In the mailing-list post on overwriting identical files, translate this sentence into Spanish: "When moving and copying multiple files it can be quite tedious to make out if there are differences for all these files."

--- EXTRACT PROVIDED ---
○ ○ ○ ○ ○

[prev in list] [next in list] [prev in thread] [next in thread] 

List:       kde-devel
Subject:    Re: [Moving/Copying Files] Overwriting identical files
From:       Matthias Fuchs <mat69 () gmx ! net>
Date:       2011-02-25 15:12:09
Message-ID: 201102251612.09631.mat69 () gmx ! net
[Download RAW message or body]

Am Donnerstag 24 Februar 2011, 16:43:09 schrieb todd rme:
> On Wed, Feb 23, 2011 at 12:10 PM, Matthias Fuchs <mat69@gmx.net> wrote:
> > Am Dienstag 08 Februar 2011, 23:22:49 schrieb todd rme:
> >> On Sun, Oct 3, 2010 at 3:58 AM, todd rme <toddrme2178@gmail.com> wrote:
> >> > On Thu, Sep 30, 2010 at 7:30 AM, Matthias Fuchs <mat69@gmx.net> wrote:
> >> >> Hi,
> >> >> 
> >> >> When moving and copying multiple files it can be quite tedious to
> >> >> make out if there are differences for all these files.

○ ○ ○ ○ ○

--- EXTRACTED RECORDS ---
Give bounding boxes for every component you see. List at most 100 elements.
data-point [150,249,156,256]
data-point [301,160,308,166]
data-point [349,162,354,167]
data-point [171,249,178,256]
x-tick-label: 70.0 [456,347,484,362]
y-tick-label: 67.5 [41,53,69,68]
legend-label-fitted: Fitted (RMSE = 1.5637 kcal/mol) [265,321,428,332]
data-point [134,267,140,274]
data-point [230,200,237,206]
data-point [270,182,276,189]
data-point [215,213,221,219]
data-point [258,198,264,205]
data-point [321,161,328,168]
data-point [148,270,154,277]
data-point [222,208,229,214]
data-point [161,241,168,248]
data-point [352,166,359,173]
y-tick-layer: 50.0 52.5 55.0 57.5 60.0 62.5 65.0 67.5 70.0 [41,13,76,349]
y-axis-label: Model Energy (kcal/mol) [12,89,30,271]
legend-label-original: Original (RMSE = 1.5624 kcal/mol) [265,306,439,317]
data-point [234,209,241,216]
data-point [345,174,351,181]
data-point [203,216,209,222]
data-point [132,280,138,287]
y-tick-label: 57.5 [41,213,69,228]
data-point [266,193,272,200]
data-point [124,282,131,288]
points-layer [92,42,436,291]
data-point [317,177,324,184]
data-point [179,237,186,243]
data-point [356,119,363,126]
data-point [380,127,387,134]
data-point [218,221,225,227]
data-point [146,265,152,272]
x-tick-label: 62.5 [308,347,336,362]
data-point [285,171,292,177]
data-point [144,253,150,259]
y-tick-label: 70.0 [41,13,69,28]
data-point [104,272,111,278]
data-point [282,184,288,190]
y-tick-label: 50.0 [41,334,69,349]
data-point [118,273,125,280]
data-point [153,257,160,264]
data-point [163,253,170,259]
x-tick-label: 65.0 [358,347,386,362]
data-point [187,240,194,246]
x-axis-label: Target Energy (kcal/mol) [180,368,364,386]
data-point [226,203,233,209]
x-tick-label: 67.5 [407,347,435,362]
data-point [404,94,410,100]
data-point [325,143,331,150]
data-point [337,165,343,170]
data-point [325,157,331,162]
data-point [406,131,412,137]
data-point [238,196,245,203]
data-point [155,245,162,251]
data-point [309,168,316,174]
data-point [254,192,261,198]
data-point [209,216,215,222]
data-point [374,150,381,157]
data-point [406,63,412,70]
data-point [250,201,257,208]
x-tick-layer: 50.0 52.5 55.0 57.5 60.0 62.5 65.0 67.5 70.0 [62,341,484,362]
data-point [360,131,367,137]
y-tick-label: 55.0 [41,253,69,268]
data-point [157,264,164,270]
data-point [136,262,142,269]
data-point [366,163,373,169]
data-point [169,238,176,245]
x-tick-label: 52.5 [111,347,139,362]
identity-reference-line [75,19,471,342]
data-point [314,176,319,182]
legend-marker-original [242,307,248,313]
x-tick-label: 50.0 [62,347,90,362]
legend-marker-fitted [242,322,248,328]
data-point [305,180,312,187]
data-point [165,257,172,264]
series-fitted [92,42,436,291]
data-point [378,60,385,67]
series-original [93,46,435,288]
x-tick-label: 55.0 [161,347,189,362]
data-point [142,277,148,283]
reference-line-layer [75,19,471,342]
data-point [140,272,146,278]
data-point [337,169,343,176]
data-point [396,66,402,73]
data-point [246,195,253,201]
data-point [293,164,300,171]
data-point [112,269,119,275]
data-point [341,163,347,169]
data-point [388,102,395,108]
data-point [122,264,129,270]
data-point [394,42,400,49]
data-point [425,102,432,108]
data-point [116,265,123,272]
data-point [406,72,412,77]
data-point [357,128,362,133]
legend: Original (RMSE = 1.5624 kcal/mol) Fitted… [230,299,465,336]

○ ○ ○ ○ ○

--- CORRECT ANSWER ---
Al mover y copiar varios archivos, puede resultar bastante tedioso determinar si hay diferencias en todos estos archivos.